(Extracted data entries)

============================================================

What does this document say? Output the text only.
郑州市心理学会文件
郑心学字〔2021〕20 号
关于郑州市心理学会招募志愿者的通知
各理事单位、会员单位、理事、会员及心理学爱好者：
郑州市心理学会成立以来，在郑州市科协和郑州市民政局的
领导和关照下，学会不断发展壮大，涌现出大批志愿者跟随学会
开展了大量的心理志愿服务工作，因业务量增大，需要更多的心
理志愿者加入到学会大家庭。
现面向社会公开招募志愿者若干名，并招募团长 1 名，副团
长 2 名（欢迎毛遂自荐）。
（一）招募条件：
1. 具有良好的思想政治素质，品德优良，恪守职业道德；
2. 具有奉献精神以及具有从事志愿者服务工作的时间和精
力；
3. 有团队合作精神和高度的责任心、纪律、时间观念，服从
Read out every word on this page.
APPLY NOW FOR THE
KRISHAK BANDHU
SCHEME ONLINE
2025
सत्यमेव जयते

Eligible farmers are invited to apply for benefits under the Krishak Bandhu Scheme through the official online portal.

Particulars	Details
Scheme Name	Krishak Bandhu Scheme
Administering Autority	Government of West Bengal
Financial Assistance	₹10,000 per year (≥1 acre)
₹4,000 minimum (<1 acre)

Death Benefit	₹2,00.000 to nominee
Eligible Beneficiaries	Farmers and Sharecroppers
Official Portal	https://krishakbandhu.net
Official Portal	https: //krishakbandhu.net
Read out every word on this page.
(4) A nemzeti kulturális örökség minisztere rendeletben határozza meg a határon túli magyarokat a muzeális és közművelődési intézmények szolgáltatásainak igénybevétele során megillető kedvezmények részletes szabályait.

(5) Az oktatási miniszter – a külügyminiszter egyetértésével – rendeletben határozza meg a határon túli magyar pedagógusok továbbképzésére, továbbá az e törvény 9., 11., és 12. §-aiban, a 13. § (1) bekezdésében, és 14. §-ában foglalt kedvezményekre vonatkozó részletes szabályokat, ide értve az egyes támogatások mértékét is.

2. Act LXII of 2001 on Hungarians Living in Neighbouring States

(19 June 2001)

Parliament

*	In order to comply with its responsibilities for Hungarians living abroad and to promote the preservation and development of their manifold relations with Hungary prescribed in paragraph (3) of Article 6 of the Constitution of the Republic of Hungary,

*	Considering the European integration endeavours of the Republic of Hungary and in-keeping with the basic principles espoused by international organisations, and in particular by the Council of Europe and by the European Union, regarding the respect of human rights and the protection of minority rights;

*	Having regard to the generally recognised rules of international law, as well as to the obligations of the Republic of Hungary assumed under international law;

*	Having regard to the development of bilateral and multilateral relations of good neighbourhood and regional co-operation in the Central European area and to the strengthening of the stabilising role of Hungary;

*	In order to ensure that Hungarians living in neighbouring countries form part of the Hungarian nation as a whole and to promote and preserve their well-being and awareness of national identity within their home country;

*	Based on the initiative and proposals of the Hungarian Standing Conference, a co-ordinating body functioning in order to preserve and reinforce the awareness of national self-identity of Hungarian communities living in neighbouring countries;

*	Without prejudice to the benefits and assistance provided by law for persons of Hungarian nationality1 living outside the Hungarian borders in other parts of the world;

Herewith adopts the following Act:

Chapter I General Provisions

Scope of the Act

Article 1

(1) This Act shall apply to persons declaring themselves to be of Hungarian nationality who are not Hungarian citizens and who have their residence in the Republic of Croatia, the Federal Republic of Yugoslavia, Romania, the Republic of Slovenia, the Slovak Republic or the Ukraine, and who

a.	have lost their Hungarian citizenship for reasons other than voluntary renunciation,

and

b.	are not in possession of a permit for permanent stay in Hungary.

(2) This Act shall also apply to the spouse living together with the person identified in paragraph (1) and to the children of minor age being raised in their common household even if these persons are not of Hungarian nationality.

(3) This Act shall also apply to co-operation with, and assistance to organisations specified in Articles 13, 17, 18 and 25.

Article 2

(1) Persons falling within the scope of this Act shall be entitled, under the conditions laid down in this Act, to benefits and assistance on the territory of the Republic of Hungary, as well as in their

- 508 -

============================================================

YOUR INSTRUCTIONS: Pull out every line containing "acre".

RESPONSE TO THE TASK:
Financial Assistance	₹10,000 per year (≥1 acre)
₹4,000 minimum (<1 acre)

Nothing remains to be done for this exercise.